_Recorded information_:
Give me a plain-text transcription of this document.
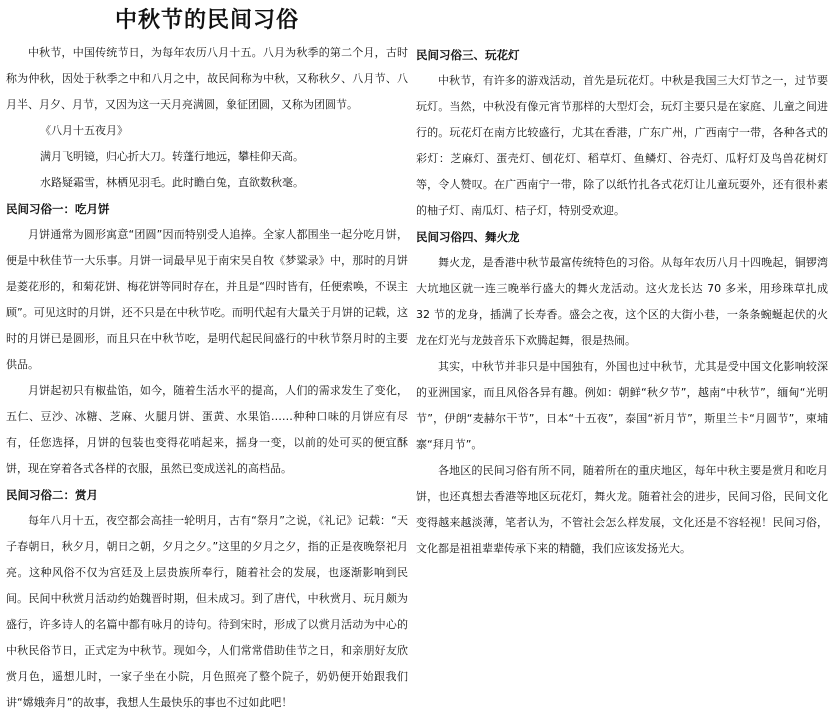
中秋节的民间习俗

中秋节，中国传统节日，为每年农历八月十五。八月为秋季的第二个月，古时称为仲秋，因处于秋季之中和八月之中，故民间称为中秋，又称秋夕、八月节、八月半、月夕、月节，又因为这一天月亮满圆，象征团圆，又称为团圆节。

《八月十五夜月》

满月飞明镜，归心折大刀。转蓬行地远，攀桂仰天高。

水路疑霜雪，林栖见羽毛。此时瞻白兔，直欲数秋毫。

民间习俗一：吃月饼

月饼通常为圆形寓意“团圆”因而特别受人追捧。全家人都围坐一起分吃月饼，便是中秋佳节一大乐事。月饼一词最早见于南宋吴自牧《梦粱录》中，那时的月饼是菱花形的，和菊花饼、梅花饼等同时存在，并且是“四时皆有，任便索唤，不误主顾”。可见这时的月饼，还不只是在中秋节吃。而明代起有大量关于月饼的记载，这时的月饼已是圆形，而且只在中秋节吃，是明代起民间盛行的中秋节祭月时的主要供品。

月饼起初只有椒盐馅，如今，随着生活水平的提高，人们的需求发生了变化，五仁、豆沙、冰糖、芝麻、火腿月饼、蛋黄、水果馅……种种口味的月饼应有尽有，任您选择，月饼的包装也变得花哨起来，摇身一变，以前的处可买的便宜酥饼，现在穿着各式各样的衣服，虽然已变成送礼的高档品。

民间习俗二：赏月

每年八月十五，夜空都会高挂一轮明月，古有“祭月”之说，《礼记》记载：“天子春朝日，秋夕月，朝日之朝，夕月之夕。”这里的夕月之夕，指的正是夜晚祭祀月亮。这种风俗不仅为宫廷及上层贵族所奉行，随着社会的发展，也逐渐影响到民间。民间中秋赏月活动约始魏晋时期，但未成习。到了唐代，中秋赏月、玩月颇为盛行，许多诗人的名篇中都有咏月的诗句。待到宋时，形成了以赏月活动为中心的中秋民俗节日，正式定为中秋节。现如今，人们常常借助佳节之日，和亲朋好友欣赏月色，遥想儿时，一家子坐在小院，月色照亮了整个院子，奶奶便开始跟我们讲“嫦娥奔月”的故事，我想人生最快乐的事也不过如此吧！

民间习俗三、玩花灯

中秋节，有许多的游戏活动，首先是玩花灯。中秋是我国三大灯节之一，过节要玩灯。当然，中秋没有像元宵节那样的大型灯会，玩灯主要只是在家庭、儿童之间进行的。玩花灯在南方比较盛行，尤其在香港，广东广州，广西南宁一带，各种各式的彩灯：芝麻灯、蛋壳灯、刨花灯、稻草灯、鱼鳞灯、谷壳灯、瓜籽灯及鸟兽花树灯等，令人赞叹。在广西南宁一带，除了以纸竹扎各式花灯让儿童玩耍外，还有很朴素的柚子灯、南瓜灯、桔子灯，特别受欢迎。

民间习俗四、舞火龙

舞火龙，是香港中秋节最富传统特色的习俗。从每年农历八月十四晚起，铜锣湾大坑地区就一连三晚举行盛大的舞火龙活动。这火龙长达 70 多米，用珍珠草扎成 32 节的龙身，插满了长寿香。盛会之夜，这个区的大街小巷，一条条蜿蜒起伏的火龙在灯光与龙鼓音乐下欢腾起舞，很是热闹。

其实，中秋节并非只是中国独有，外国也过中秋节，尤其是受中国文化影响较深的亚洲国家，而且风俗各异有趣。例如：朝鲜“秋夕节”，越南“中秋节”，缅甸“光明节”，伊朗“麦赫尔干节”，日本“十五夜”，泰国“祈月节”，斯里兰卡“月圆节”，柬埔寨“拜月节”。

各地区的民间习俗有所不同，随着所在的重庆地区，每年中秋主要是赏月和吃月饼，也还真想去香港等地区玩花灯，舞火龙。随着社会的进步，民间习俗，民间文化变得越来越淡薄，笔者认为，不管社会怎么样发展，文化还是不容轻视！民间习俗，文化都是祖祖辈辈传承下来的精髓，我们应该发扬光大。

---

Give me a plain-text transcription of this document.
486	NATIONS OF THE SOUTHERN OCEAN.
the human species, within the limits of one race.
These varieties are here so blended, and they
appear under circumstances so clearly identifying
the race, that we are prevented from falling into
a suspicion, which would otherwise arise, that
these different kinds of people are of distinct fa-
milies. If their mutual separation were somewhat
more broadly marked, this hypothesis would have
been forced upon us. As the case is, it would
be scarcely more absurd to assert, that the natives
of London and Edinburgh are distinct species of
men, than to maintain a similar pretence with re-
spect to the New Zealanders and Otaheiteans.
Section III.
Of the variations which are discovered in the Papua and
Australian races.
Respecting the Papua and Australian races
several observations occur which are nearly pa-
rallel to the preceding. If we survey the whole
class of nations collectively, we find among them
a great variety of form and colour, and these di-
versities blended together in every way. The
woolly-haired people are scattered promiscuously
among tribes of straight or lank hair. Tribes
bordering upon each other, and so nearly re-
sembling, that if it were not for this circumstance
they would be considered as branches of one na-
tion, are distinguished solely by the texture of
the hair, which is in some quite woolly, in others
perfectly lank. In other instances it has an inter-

_To be done_: Of the lines in the records, how many contain the word "they"? Answer with the number and nothing else.

_Exercise answer_: 2